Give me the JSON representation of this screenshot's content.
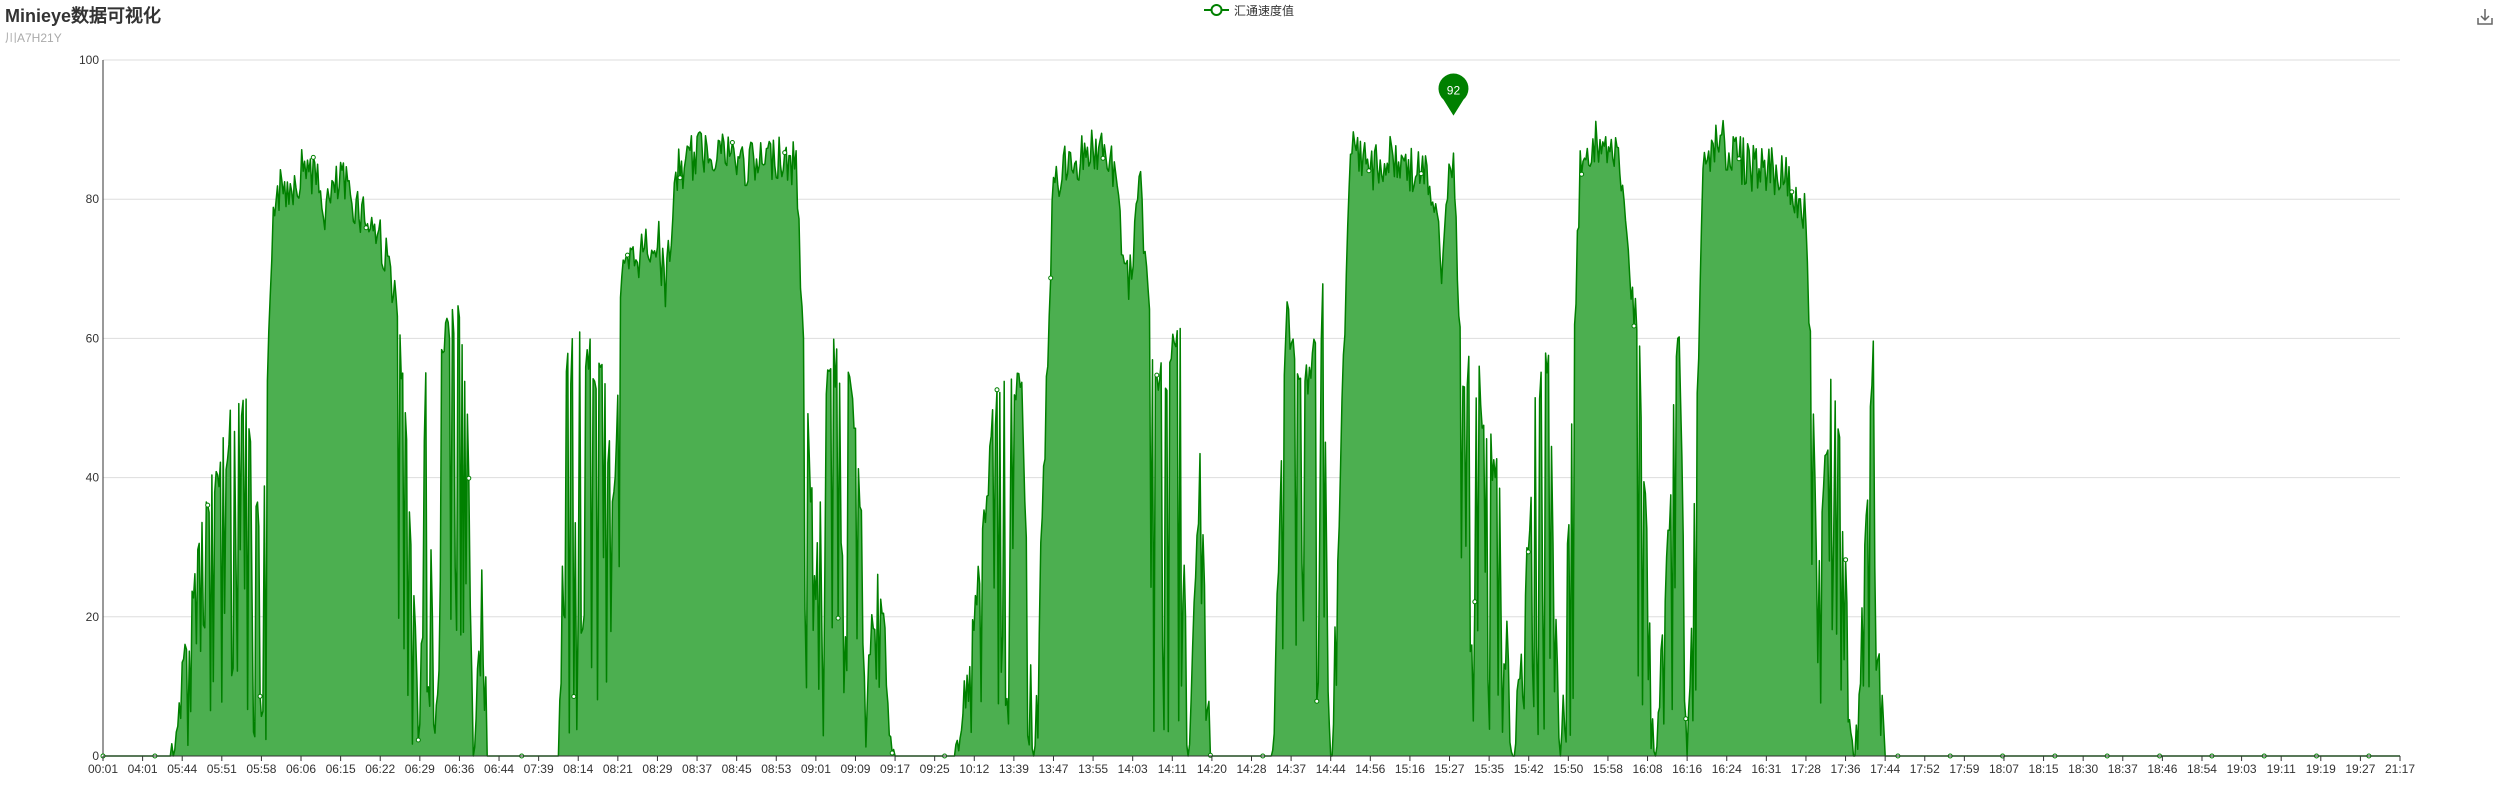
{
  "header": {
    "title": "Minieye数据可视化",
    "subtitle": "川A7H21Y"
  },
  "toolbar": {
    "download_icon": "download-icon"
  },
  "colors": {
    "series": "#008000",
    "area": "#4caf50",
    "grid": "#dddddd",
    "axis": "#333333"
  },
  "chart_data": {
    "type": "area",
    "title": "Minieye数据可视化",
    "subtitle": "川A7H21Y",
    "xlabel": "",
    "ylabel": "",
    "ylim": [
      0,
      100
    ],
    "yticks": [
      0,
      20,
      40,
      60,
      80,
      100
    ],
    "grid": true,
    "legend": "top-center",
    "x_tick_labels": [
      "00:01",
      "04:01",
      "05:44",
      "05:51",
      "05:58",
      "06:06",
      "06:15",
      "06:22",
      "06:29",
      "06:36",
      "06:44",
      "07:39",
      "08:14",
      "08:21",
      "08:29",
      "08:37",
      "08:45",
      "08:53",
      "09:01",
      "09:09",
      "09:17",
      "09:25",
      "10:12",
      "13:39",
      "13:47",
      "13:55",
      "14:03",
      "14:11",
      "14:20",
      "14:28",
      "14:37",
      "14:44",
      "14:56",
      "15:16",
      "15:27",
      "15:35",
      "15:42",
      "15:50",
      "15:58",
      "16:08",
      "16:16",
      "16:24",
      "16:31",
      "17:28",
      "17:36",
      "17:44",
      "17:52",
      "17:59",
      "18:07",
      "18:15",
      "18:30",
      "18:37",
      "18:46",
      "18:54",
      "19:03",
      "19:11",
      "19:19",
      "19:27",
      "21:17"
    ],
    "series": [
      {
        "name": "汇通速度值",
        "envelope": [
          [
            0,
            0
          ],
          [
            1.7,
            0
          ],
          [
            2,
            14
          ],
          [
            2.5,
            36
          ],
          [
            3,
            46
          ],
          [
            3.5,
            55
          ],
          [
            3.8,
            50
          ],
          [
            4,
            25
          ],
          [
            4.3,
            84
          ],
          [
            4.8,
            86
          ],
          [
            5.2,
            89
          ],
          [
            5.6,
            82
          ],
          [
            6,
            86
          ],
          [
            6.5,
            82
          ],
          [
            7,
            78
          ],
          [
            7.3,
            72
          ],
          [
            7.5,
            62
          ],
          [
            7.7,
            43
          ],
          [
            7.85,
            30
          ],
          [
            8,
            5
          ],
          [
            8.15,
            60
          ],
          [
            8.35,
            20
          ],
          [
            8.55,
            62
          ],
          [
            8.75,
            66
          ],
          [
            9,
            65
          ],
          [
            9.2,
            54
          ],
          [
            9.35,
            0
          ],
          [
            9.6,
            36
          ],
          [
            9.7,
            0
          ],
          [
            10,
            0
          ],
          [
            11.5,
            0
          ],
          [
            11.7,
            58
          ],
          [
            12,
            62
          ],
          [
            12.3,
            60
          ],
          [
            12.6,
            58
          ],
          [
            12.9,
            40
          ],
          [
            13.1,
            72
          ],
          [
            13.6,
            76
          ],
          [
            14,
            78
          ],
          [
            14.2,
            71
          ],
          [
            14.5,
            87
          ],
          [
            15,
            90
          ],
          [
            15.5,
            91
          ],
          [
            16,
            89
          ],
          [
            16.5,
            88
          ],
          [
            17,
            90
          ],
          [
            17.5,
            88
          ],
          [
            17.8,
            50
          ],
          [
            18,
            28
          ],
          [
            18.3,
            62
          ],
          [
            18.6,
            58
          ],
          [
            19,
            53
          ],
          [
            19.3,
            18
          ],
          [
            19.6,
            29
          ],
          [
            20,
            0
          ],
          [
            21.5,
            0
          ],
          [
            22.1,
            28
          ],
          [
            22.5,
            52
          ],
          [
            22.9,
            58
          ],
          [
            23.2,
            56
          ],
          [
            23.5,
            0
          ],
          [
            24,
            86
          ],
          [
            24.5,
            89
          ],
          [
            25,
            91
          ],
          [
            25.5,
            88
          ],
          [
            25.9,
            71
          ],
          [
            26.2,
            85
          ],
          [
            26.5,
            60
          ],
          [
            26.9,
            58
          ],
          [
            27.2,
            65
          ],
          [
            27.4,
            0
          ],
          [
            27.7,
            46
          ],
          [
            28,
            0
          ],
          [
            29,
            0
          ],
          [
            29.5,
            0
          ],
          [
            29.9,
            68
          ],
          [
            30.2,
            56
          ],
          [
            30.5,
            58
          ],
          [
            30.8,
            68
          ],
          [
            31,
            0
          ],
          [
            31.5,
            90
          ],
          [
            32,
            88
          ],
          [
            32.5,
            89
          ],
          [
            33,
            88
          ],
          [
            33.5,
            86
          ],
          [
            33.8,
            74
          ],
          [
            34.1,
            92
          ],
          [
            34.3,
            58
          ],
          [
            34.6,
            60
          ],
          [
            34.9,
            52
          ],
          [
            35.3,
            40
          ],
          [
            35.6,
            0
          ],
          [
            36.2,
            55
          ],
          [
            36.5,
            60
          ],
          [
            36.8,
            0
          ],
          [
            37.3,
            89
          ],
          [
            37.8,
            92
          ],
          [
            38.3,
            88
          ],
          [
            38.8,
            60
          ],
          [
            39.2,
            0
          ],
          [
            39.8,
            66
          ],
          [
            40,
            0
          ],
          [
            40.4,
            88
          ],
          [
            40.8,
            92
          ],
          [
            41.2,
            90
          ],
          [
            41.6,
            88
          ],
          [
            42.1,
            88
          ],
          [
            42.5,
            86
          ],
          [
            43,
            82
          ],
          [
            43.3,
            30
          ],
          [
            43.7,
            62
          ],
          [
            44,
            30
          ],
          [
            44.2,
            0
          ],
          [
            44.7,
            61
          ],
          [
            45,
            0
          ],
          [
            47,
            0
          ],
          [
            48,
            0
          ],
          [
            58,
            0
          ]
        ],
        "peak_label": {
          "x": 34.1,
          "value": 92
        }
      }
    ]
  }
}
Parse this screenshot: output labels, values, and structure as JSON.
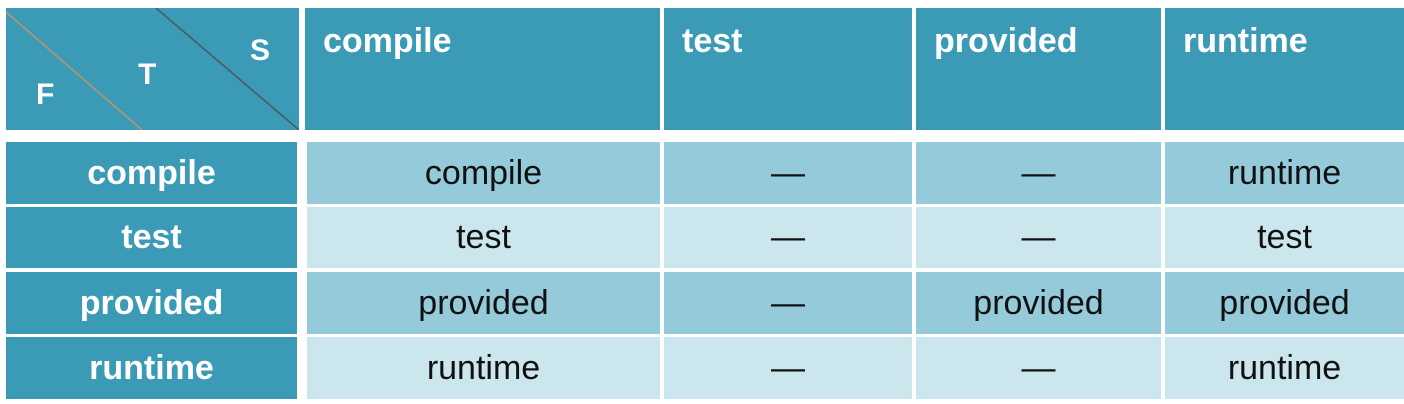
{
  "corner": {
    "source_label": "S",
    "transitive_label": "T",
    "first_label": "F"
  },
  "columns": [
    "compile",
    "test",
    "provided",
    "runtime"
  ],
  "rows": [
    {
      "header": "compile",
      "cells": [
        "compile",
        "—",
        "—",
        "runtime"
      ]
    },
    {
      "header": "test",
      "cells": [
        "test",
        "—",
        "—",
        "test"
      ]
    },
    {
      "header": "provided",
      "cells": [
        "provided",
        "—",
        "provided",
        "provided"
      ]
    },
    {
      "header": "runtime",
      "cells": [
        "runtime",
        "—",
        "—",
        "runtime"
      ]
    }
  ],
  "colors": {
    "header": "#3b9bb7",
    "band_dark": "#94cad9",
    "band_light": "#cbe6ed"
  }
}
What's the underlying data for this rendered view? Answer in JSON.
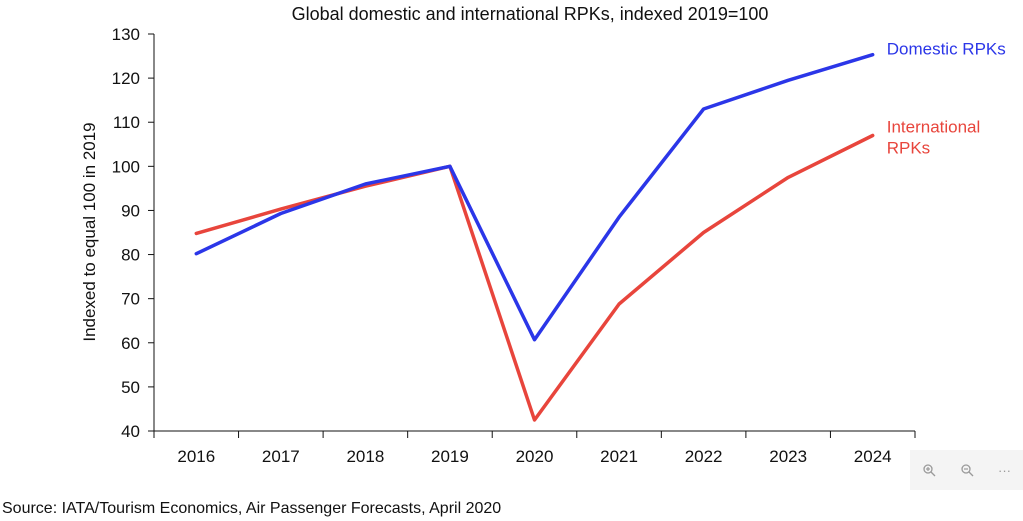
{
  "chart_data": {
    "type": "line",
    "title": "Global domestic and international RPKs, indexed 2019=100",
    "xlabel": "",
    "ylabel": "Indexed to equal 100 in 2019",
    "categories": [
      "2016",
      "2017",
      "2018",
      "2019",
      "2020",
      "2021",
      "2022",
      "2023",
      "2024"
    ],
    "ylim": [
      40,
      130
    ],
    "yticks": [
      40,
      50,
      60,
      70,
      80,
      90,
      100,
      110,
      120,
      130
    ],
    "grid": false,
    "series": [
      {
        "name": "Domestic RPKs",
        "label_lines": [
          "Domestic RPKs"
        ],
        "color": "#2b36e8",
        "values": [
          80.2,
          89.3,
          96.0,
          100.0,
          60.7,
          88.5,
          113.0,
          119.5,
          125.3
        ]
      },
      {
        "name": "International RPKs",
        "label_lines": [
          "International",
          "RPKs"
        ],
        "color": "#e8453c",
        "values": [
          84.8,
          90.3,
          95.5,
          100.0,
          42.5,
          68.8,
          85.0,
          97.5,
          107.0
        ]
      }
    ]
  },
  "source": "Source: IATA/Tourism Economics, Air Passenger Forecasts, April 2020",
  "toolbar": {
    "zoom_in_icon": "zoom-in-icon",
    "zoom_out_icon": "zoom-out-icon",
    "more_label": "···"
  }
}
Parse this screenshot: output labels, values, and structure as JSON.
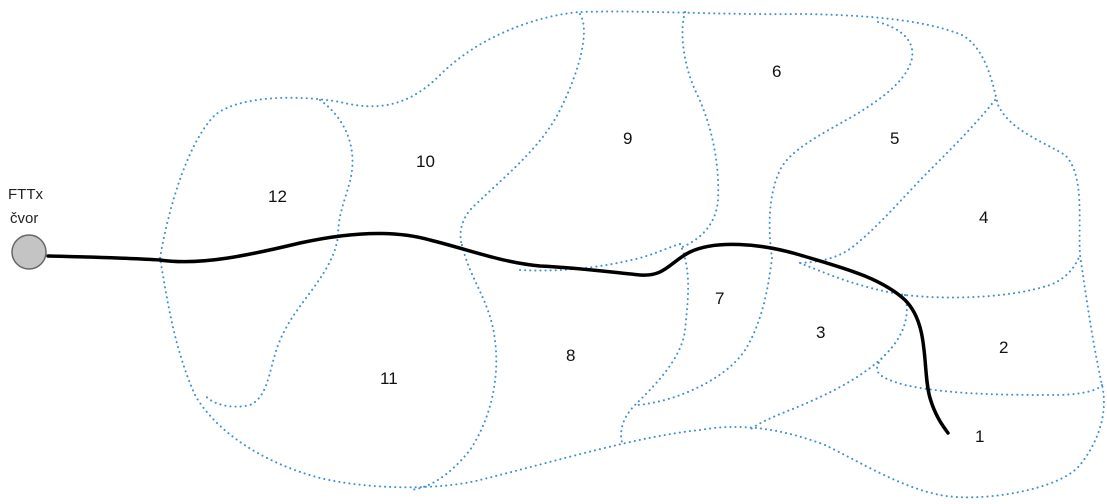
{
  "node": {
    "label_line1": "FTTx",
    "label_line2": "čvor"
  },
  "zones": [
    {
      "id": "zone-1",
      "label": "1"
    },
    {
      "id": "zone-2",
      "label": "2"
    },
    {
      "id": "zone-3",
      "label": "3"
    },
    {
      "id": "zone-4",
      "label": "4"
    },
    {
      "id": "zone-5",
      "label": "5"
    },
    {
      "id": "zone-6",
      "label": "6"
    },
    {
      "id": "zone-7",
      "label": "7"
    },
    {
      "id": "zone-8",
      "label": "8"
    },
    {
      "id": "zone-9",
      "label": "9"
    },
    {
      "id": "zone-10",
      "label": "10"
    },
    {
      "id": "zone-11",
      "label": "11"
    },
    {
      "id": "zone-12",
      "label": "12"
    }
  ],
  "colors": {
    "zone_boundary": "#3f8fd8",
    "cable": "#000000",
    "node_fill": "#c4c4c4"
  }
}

+--

Among the entries above, how many lines hold the string "JSON"? Respond with nothing but the number.

4